### Solicitud
Copia sin cambios las líneas de los registros que empiezan en la que contiene "white-queen[interactable]: ♛ bbox=[184, 34, 206, 55]" y terminan en la que contiene "square-h3[interactable]: 3♟ bbox=[74, 55, 96, 76]", ambas incluidas.

### Datos proporcionados

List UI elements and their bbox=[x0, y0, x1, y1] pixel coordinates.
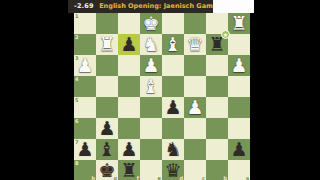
white-queen[interactable]: ♛ bbox=[184, 34, 206, 55]
square-e6[interactable] bbox=[140, 118, 162, 139]
square-a1[interactable]: ♜ bbox=[228, 13, 250, 34]
black-pawn[interactable]: ♟ bbox=[228, 139, 250, 160]
square-c1[interactable] bbox=[184, 13, 206, 34]
white-king[interactable]: ♚ bbox=[140, 13, 162, 34]
square-e3[interactable]: ♟ bbox=[140, 55, 162, 76]
file-label-h: h bbox=[91, 175, 95, 180]
white-rook[interactable]: ♜ bbox=[228, 13, 250, 34]
black-king[interactable]: ♚ bbox=[96, 160, 118, 180]
square-d5[interactable]: ♟ bbox=[162, 97, 184, 118]
square-f6[interactable] bbox=[118, 118, 140, 139]
square-h1[interactable]: 1 bbox=[74, 13, 96, 34]
square-a6[interactable] bbox=[228, 118, 250, 139]
file-label-a: a bbox=[246, 175, 249, 180]
square-b6[interactable] bbox=[206, 118, 228, 139]
white-bishop[interactable]: ♝ bbox=[162, 34, 184, 55]
white-pawn[interactable]: ♟ bbox=[228, 55, 250, 76]
square-h3[interactable]: 3♟ bbox=[74, 55, 96, 76]
white-knight[interactable]: ♞ bbox=[140, 34, 162, 55]
black-rook[interactable]: ♜ bbox=[118, 160, 140, 180]
square-a8[interactable]: a bbox=[228, 160, 250, 180]
square-c6[interactable] bbox=[184, 118, 206, 139]
chess-board[interactable]: 1♚♜2♜♟♞♝♛♜★3♟♟♟4♝5♟♟6♟7♟♝♟♞♟8hg♚f♜ed♛cba bbox=[74, 13, 250, 180]
square-a3[interactable]: ♟ bbox=[228, 55, 250, 76]
square-h7[interactable]: 7♟ bbox=[74, 139, 96, 160]
square-e2[interactable]: ♞ bbox=[140, 34, 162, 55]
file-label-e: e bbox=[158, 175, 161, 180]
square-e1[interactable]: ♚ bbox=[140, 13, 162, 34]
black-pawn[interactable]: ♟ bbox=[74, 139, 96, 160]
square-b7[interactable] bbox=[206, 139, 228, 160]
file-label-c: c bbox=[202, 175, 205, 180]
rank-label-2: 2 bbox=[75, 34, 78, 40]
black-bishop[interactable]: ♝ bbox=[96, 139, 118, 160]
square-d6[interactable] bbox=[162, 118, 184, 139]
white-rook[interactable]: ♜ bbox=[96, 34, 118, 55]
square-d2[interactable]: ♝ bbox=[162, 34, 184, 55]
black-pawn[interactable]: ♟ bbox=[118, 139, 140, 160]
black-queen[interactable]: ♛ bbox=[162, 160, 184, 180]
square-e8[interactable]: e bbox=[140, 160, 162, 180]
rank-label-4: 4 bbox=[75, 76, 78, 82]
square-c3[interactable] bbox=[184, 55, 206, 76]
square-g5[interactable] bbox=[96, 97, 118, 118]
black-knight[interactable]: ♞ bbox=[162, 139, 184, 160]
rank-label-8: 8 bbox=[75, 160, 78, 166]
chess-app-region: -2.69 English Opening: Jaenisch Gambit 1… bbox=[62, 0, 258, 180]
square-g1[interactable] bbox=[96, 13, 118, 34]
square-e5[interactable] bbox=[140, 97, 162, 118]
video-frame: -2.69 English Opening: Jaenisch Gambit 1… bbox=[0, 0, 320, 180]
rank-label-1: 1 bbox=[75, 13, 78, 19]
square-c2[interactable]: ♛ bbox=[184, 34, 206, 55]
black-pawn[interactable]: ♟ bbox=[96, 118, 118, 139]
square-c5[interactable]: ♟ bbox=[184, 97, 206, 118]
square-h5[interactable]: 5 bbox=[74, 97, 96, 118]
square-h2[interactable]: 2 bbox=[74, 34, 96, 55]
square-b2[interactable]: ♜★ bbox=[206, 34, 228, 55]
rank-label-6: 6 bbox=[75, 118, 78, 124]
square-f2[interactable]: ♟ bbox=[118, 34, 140, 55]
square-d4[interactable] bbox=[162, 76, 184, 97]
square-d3[interactable] bbox=[162, 55, 184, 76]
square-f4[interactable] bbox=[118, 76, 140, 97]
square-c8[interactable]: c bbox=[184, 160, 206, 180]
square-a2[interactable] bbox=[228, 34, 250, 55]
square-g3[interactable] bbox=[96, 55, 118, 76]
square-a4[interactable] bbox=[228, 76, 250, 97]
square-g6[interactable]: ♟ bbox=[96, 118, 118, 139]
square-g7[interactable]: ♝ bbox=[96, 139, 118, 160]
square-b5[interactable] bbox=[206, 97, 228, 118]
white-pawn[interactable]: ♟ bbox=[184, 97, 206, 118]
square-c7[interactable] bbox=[184, 139, 206, 160]
square-d1[interactable] bbox=[162, 13, 184, 34]
black-pawn[interactable]: ♟ bbox=[162, 97, 184, 118]
square-h6[interactable]: 6 bbox=[74, 118, 96, 139]
square-h8[interactable]: 8h bbox=[74, 160, 96, 180]
white-pawn[interactable]: ♟ bbox=[74, 55, 96, 76]
white-pawn[interactable]: ♟ bbox=[140, 55, 162, 76]
best-move-star-icon: ★ bbox=[221, 30, 230, 39]
square-b8[interactable]: b bbox=[206, 160, 228, 180]
square-b4[interactable] bbox=[206, 76, 228, 97]
square-b3[interactable] bbox=[206, 55, 228, 76]
black-pawn[interactable]: ♟ bbox=[118, 34, 140, 55]
square-f8[interactable]: f♜ bbox=[118, 160, 140, 180]
square-a5[interactable] bbox=[228, 97, 250, 118]
square-a7[interactable]: ♟ bbox=[228, 139, 250, 160]
square-c4[interactable] bbox=[184, 76, 206, 97]
star-glyph: ★ bbox=[223, 31, 228, 38]
file-label-b: b bbox=[223, 175, 227, 180]
rank-label-5: 5 bbox=[75, 97, 78, 103]
white-bishop[interactable]: ♝ bbox=[140, 76, 162, 97]
square-e4[interactable]: ♝ bbox=[140, 76, 162, 97]
square-f1[interactable] bbox=[118, 13, 140, 34]
square-g4[interactable] bbox=[96, 76, 118, 97]
square-d8[interactable]: d♛ bbox=[162, 160, 184, 180]
square-f5[interactable] bbox=[118, 97, 140, 118]
square-h4[interactable]: 4 bbox=[74, 76, 96, 97]
square-g2[interactable]: ♜ bbox=[96, 34, 118, 55]
square-f7[interactable]: ♟ bbox=[118, 139, 140, 160]
square-d7[interactable]: ♞ bbox=[162, 139, 184, 160]
square-e7[interactable] bbox=[140, 139, 162, 160]
square-g8[interactable]: g♚ bbox=[96, 160, 118, 180]
square-f3[interactable] bbox=[118, 55, 140, 76]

### Respuesta al ejercicio
white-queen[interactable]: ♛ bbox=[184, 34, 206, 55]
square-e6[interactable] bbox=[140, 118, 162, 139]
square-a1[interactable]: ♜ bbox=[228, 13, 250, 34]
black-pawn[interactable]: ♟ bbox=[228, 139, 250, 160]
square-c1[interactable] bbox=[184, 13, 206, 34]
white-king[interactable]: ♚ bbox=[140, 13, 162, 34]
square-e3[interactable]: ♟ bbox=[140, 55, 162, 76]
file-label-h: h bbox=[91, 175, 95, 180]
white-rook[interactable]: ♜ bbox=[228, 13, 250, 34]
black-king[interactable]: ♚ bbox=[96, 160, 118, 180]
square-d5[interactable]: ♟ bbox=[162, 97, 184, 118]
square-f6[interactable] bbox=[118, 118, 140, 139]
square-h1[interactable]: 1 bbox=[74, 13, 96, 34]
square-a6[interactable] bbox=[228, 118, 250, 139]
file-label-a: a bbox=[246, 175, 249, 180]
square-b6[interactable] bbox=[206, 118, 228, 139]
white-bishop[interactable]: ♝ bbox=[162, 34, 184, 55]
white-pawn[interactable]: ♟ bbox=[228, 55, 250, 76]
square-h3[interactable]: 3♟ bbox=[74, 55, 96, 76]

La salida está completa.